> **PROBLEM REQUIREMENTS**: Write the material out again exactly.

> **PROVIDED RECORDS**:
<<<<

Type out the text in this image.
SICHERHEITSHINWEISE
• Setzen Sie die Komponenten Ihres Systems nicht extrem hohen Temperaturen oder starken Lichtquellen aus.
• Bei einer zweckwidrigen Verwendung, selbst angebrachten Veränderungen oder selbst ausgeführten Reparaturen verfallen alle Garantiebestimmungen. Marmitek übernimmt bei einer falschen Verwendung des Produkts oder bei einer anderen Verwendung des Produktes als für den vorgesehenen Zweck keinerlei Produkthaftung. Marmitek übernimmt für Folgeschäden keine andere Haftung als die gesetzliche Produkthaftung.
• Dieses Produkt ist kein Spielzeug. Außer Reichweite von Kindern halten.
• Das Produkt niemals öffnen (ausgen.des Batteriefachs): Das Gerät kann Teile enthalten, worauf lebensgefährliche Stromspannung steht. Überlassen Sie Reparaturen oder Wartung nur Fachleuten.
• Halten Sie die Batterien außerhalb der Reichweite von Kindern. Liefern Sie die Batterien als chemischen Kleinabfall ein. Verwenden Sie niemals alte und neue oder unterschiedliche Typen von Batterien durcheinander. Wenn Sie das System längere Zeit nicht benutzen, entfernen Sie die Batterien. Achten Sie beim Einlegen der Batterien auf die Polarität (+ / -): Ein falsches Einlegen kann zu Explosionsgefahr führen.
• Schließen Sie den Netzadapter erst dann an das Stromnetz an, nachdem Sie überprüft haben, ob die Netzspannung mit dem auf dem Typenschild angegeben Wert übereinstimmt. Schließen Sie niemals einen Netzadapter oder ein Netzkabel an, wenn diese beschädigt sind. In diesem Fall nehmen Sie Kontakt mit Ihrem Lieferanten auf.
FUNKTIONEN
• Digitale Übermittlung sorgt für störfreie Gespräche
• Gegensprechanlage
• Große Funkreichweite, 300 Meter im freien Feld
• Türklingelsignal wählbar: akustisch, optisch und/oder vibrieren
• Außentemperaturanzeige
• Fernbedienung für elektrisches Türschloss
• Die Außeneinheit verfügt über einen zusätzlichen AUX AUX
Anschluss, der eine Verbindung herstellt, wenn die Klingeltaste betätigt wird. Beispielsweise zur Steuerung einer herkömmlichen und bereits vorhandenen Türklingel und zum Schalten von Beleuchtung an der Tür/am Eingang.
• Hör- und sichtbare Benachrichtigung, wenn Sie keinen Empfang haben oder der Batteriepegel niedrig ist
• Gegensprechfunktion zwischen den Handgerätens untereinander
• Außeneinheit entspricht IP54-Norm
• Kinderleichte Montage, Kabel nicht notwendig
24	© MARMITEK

>>>>

> **EXERCISE ANSWER**:
Type out the text in this image.
SICHERHEITSHINWEISE
• Setzen Sie die Komponenten Ihres Systems nicht extrem hohen Temperaturen oder starken Lichtquellen aus.
• Bei einer zweckwidrigen Verwendung, selbst angebrachten Veränderungen oder selbst ausgeführten Reparaturen verfallen alle Garantiebestimmungen. Marmitek übernimmt bei einer falschen Verwendung des Produkts oder bei einer anderen Verwendung des Produktes als für den vorgesehenen Zweck keinerlei Produkthaftung. Marmitek übernimmt für Folgeschäden keine andere Haftung als die gesetzliche Produkthaftung.
• Dieses Produkt ist kein Spielzeug. Außer Reichweite von Kindern halten.
• Das Produkt niemals öffnen (ausgen.des Batteriefachs): Das Gerät kann Teile enthalten, worauf lebensgefährliche Stromspannung steht. Überlassen Sie Reparaturen oder Wartung nur Fachleuten.
• Halten Sie die Batterien außerhalb der Reichweite von Kindern. Liefern Sie die Batterien als chemischen Kleinabfall ein. Verwenden Sie niemals alte und neue oder unterschiedliche Typen von Batterien durcheinander. Wenn Sie das System längere Zeit nicht benutzen, entfernen Sie die Batterien. Achten Sie beim Einlegen der Batterien auf die Polarität (+ / -): Ein falsches Einlegen kann zu Explosionsgefahr führen.
• Schließen Sie den Netzadapter erst dann an das Stromnetz an, nachdem Sie überprüft haben, ob die Netzspannung mit dem auf dem Typenschild angegeben Wert übereinstimmt. Schließen Sie niemals einen Netzadapter oder ein Netzkabel an, wenn diese beschädigt sind. In diesem Fall nehmen Sie Kontakt mit Ihrem Lieferanten auf.
FUNKTIONEN
• Digitale Übermittlung sorgt für störfreie Gespräche
• Gegensprechanlage
• Große Funkreichweite, 300 Meter im freien Feld
• Türklingelsignal wählbar: akustisch, optisch und/oder vibrieren
• Außentemperaturanzeige
• Fernbedienung für elektrisches Türschloss
• Die Außeneinheit verfügt über einen zusätzlichen AUX AUX
Anschluss, der eine Verbindung herstellt, wenn die Klingeltaste betätigt wird. Beispielsweise zur Steuerung einer herkömmlichen und bereits vorhandenen Türklingel und zum Schalten von Beleuchtung an der Tür/am Eingang.
• Hör- und sichtbare Benachrichtigung, wenn Sie keinen Empfang haben oder der Batteriepegel niedrig ist
• Gegensprechfunktion zwischen den Handgerätens untereinander
• Außeneinheit entspricht IP54-Norm
• Kinderleichte Montage, Kabel nicht notwendig
24	© MARMITEK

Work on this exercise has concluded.